• _Records provided_
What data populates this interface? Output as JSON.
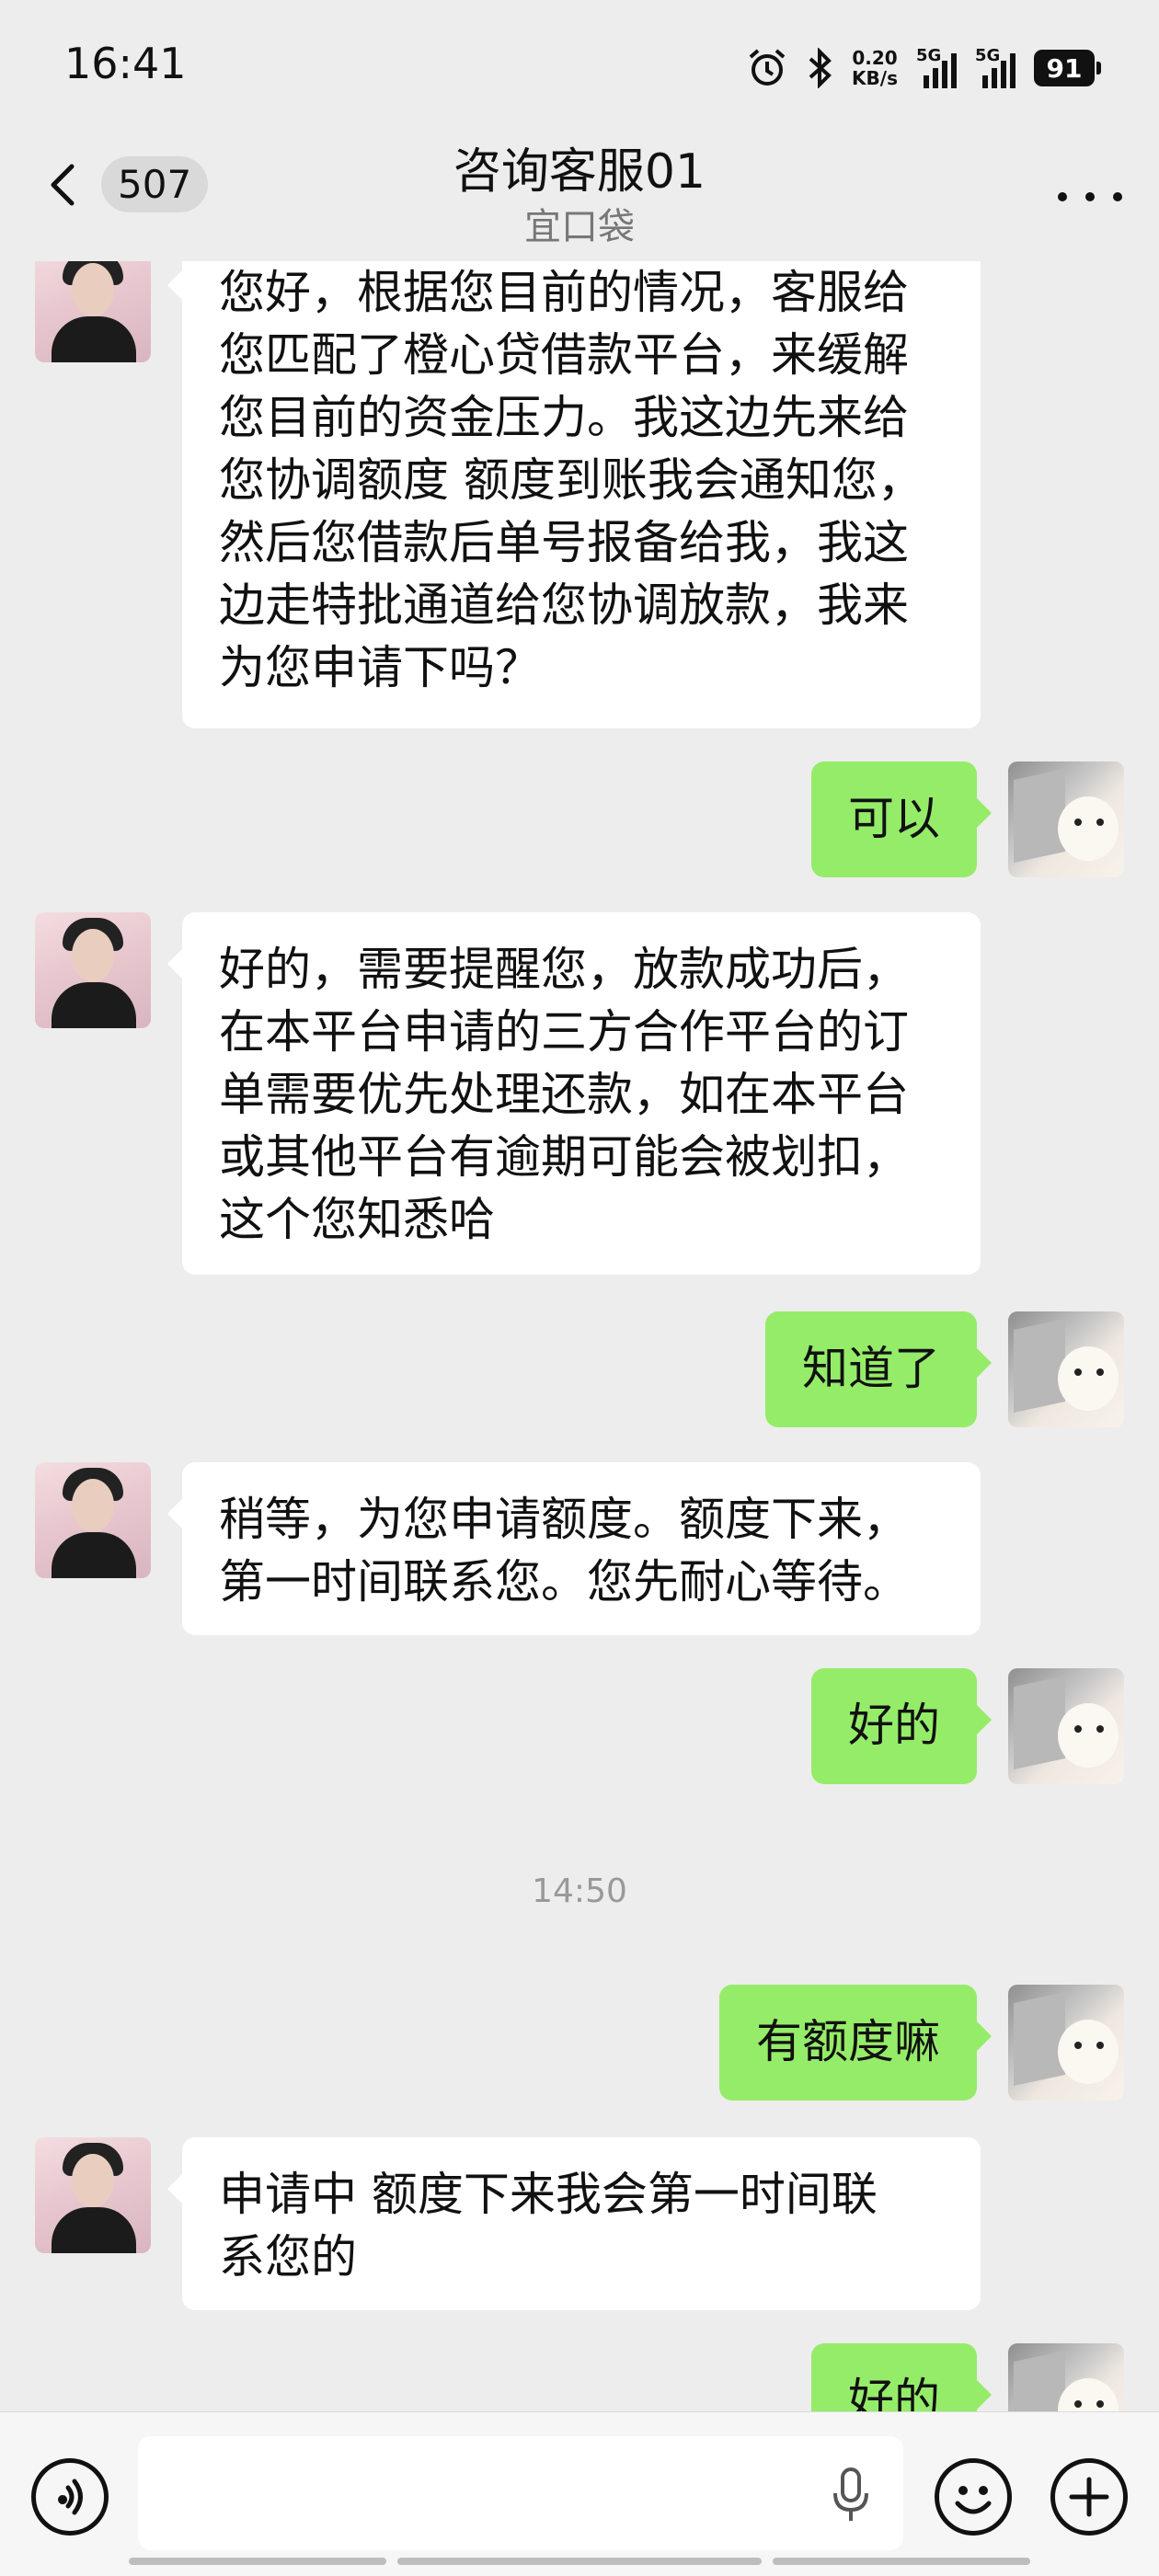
{
  "status_bar": {
    "time": "16:41",
    "net_speed_value": "0.20",
    "net_speed_unit": "KB/s",
    "sim1": "5G",
    "sim2": "5G",
    "battery": "91"
  },
  "nav": {
    "unread_count": "507",
    "title": "咨询客服01",
    "subtitle": "宜口袋"
  },
  "messages": [
    {
      "from": "agent",
      "text": "您好，根据您目前的情况，客服给\n您匹配了橙心贷借款平台，来缓解\n您目前的资金压力。我这边先来给\n您协调额度 额度到账我会通知您，\n然后您借款后单号报备给我，我这\n边走特批通道给您协调放款，我来\n为您申请下吗？"
    },
    {
      "from": "user",
      "text": "可以"
    },
    {
      "from": "agent",
      "text": "好的，需要提醒您，放款成功后，\n在本平台申请的三方合作平台的订\n单需要优先处理还款，如在本平台\n或其他平台有逾期可能会被划扣，\n这个您知悉哈"
    },
    {
      "from": "user",
      "text": "知道了"
    },
    {
      "from": "agent",
      "text": "稍等，为您申请额度。额度下来，\n第一时间联系您。您先耐心等待。"
    },
    {
      "from": "user",
      "text": "好的"
    },
    {
      "from": "time",
      "text": "14:50"
    },
    {
      "from": "user",
      "text": "有额度嘛"
    },
    {
      "from": "agent",
      "text": "申请中 额度下来我会第一时间联\n系您的"
    },
    {
      "from": "user",
      "text": "好的"
    }
  ],
  "input": {
    "value": "",
    "placeholder": ""
  },
  "icons": [
    "back-arrow-icon",
    "more-icon",
    "voice-icon",
    "microphone-icon",
    "emoji-icon",
    "plus-icon",
    "alarm-icon",
    "bluetooth-icon"
  ],
  "colors": {
    "background": "#ededed",
    "user_bubble": "#95ec69",
    "agent_bubble": "#ffffff"
  }
}
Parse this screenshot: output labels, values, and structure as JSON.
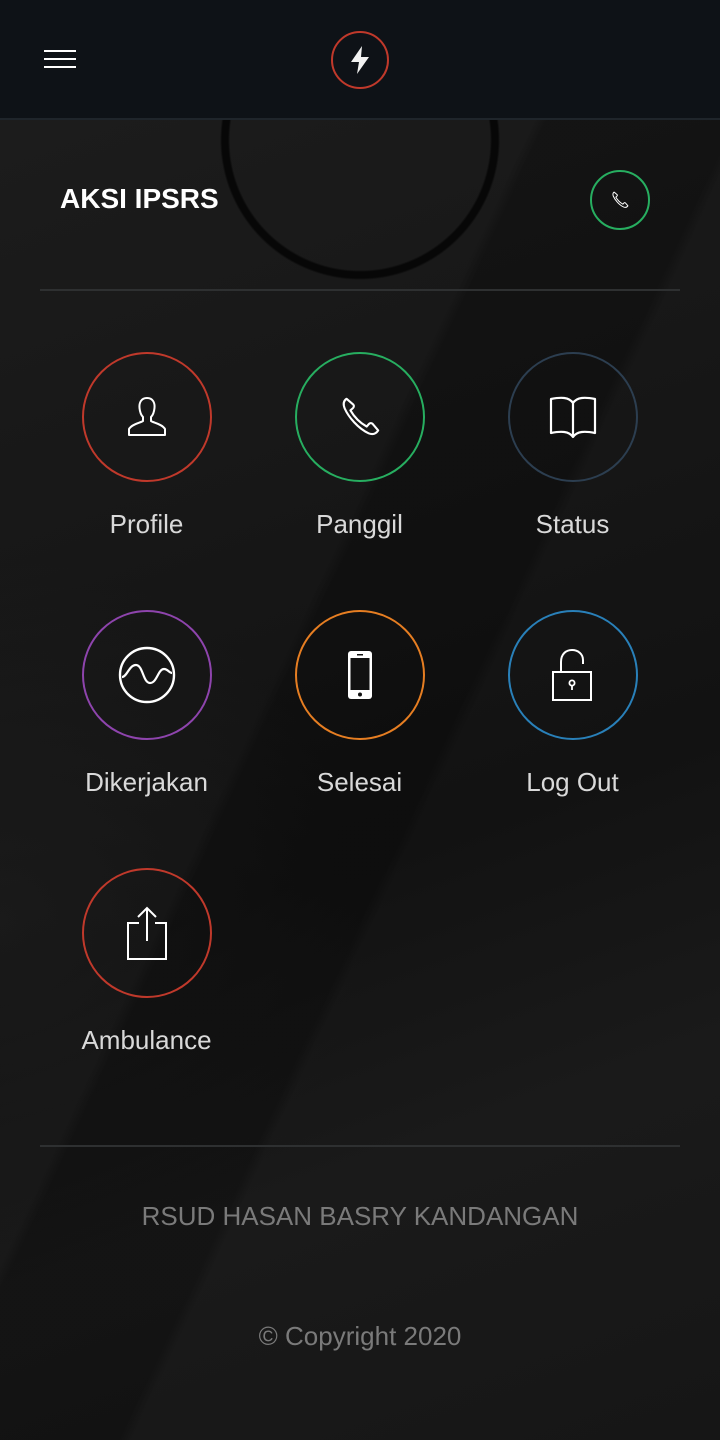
{
  "header": {
    "menu_icon": "hamburger-menu-icon",
    "logo_icon": "lightning-bolt-icon",
    "logo_color": "#c0392b"
  },
  "title_section": {
    "title": "AKSI IPSRS",
    "call_icon": "phone-icon",
    "call_color": "#27ae60"
  },
  "menu": [
    {
      "label": "Profile",
      "icon": "user-icon",
      "color": "#c0392b"
    },
    {
      "label": "Panggil",
      "icon": "phone-icon",
      "color": "#27ae60"
    },
    {
      "label": "Status",
      "icon": "book-icon",
      "color": "#2c3e50"
    },
    {
      "label": "Dikerjakan",
      "icon": "wave-icon",
      "color": "#8e44ad"
    },
    {
      "label": "Selesai",
      "icon": "smartphone-icon",
      "color": "#e67e22"
    },
    {
      "label": "Log Out",
      "icon": "unlock-icon",
      "color": "#2980b9"
    },
    {
      "label": "Ambulance",
      "icon": "share-icon",
      "color": "#c0392b"
    }
  ],
  "footer": {
    "organization": "RSUD HASAN BASRY KANDANGAN",
    "copyright": "© Copyright 2020"
  }
}
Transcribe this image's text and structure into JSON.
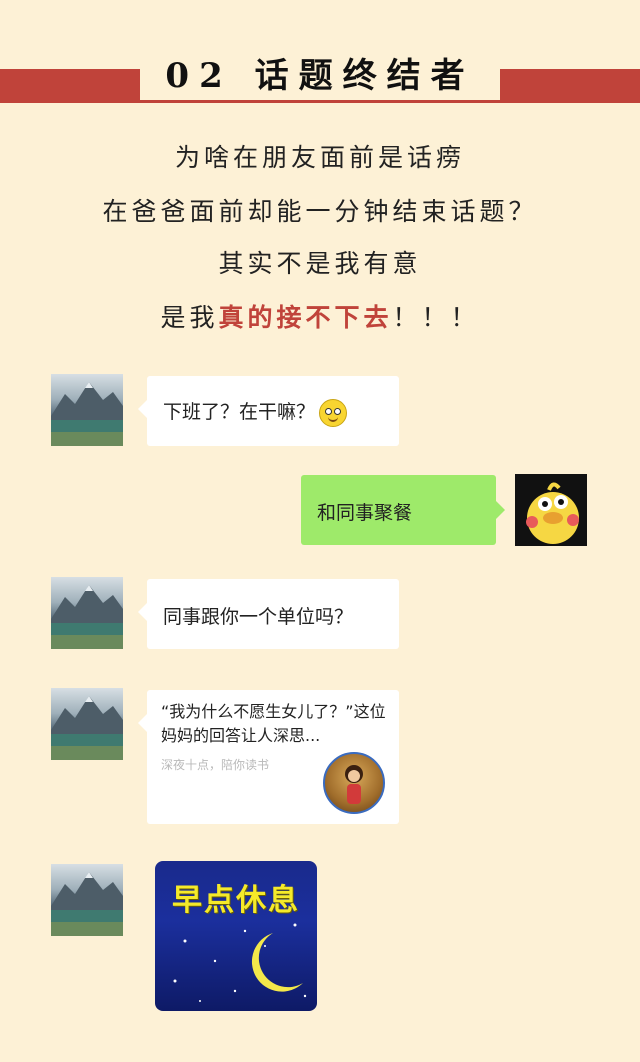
{
  "header": {
    "title": "02 话题终结者"
  },
  "intro": {
    "line1": "为啥在朋友面前是话痨",
    "line2": "在爸爸面前却能一分钟结束话题？",
    "line3": "其实不是我有意",
    "line4_prefix": "是我",
    "line4_highlight": "真的接不下去",
    "line4_suffix": "！！！"
  },
  "chat": {
    "msg1": "下班了？在干嘛？",
    "msg2": "和同事聚餐",
    "msg3": "同事跟你一个单位吗？",
    "card": {
      "title": "“我为什么不愿生女儿了？”这位妈妈的回答让人深思...",
      "source": "深夜十点，陪你读书"
    },
    "sticker_text": "早点休息"
  },
  "colors": {
    "background": "#fdf1d6",
    "banner": "#c0433a",
    "highlight": "#c0433a",
    "bubble_right": "#9eea6a"
  },
  "icons": {
    "smiley": "smiley-emoji-icon",
    "avatar_left": "mountain-lake-avatar",
    "avatar_right": "yellow-duck-avatar",
    "moon": "crescent-moon-icon"
  }
}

• _Challenge_
Do not include the images; transcribe the rest of the listing exactly.

• _Answer for the task_
What data populates this interface? Output as JSON.
{
  "status_bar": {
    "time": "16:41",
    "net_speed_value": "0.20",
    "net_speed_unit": "KB/s",
    "sim1": "5G",
    "sim2": "5G",
    "battery": "91"
  },
  "nav": {
    "unread_count": "507",
    "title": "咨询客服01",
    "subtitle": "宜口袋"
  },
  "messages": [
    {
      "from": "agent",
      "text": "您好，根据您目前的情况，客服给\n您匹配了橙心贷借款平台，来缓解\n您目前的资金压力。我这边先来给\n您协调额度 额度到账我会通知您，\n然后您借款后单号报备给我，我这\n边走特批通道给您协调放款，我来\n为您申请下吗？"
    },
    {
      "from": "user",
      "text": "可以"
    },
    {
      "from": "agent",
      "text": "好的，需要提醒您，放款成功后，\n在本平台申请的三方合作平台的订\n单需要优先处理还款，如在本平台\n或其他平台有逾期可能会被划扣，\n这个您知悉哈"
    },
    {
      "from": "user",
      "text": "知道了"
    },
    {
      "from": "agent",
      "text": "稍等，为您申请额度。额度下来，\n第一时间联系您。您先耐心等待。"
    },
    {
      "from": "user",
      "text": "好的"
    },
    {
      "from": "time",
      "text": "14:50"
    },
    {
      "from": "user",
      "text": "有额度嘛"
    },
    {
      "from": "agent",
      "text": "申请中 额度下来我会第一时间联\n系您的"
    },
    {
      "from": "user",
      "text": "好的"
    }
  ],
  "input": {
    "value": "",
    "placeholder": ""
  },
  "icons": [
    "back-arrow-icon",
    "more-icon",
    "voice-icon",
    "microphone-icon",
    "emoji-icon",
    "plus-icon",
    "alarm-icon",
    "bluetooth-icon"
  ],
  "colors": {
    "background": "#ededed",
    "user_bubble": "#95ec69",
    "agent_bubble": "#ffffff"
  }
}
Parse this screenshot: output labels, values, and structure as JSON.
{
  "header": {
    "menu_icon": "hamburger-menu-icon",
    "logo_icon": "lightning-bolt-icon",
    "logo_color": "#c0392b"
  },
  "title_section": {
    "title": "AKSI IPSRS",
    "call_icon": "phone-icon",
    "call_color": "#27ae60"
  },
  "menu": [
    {
      "label": "Profile",
      "icon": "user-icon",
      "color": "#c0392b"
    },
    {
      "label": "Panggil",
      "icon": "phone-icon",
      "color": "#27ae60"
    },
    {
      "label": "Status",
      "icon": "book-icon",
      "color": "#2c3e50"
    },
    {
      "label": "Dikerjakan",
      "icon": "wave-icon",
      "color": "#8e44ad"
    },
    {
      "label": "Selesai",
      "icon": "smartphone-icon",
      "color": "#e67e22"
    },
    {
      "label": "Log Out",
      "icon": "unlock-icon",
      "color": "#2980b9"
    },
    {
      "label": "Ambulance",
      "icon": "share-icon",
      "color": "#c0392b"
    }
  ],
  "footer": {
    "organization": "RSUD HASAN BASRY KANDANGAN",
    "copyright": "© Copyright 2020"
  }
}
Transcribe this image's text and structure into JSON.
{
  "header": {
    "title": "02 话题终结者"
  },
  "intro": {
    "line1": "为啥在朋友面前是话痨",
    "line2": "在爸爸面前却能一分钟结束话题？",
    "line3": "其实不是我有意",
    "line4_prefix": "是我",
    "line4_highlight": "真的接不下去",
    "line4_suffix": "！！！"
  },
  "chat": {
    "msg1": "下班了？在干嘛？",
    "msg2": "和同事聚餐",
    "msg3": "同事跟你一个单位吗？",
    "card": {
      "title": "“我为什么不愿生女儿了？”这位妈妈的回答让人深思...",
      "source": "深夜十点，陪你读书"
    },
    "sticker_text": "早点休息"
  },
  "colors": {
    "background": "#fdf1d6",
    "banner": "#c0433a",
    "highlight": "#c0433a",
    "bubble_right": "#9eea6a"
  },
  "icons": {
    "smiley": "smiley-emoji-icon",
    "avatar_left": "mountain-lake-avatar",
    "avatar_right": "yellow-duck-avatar",
    "moon": "crescent-moon-icon"
  }
}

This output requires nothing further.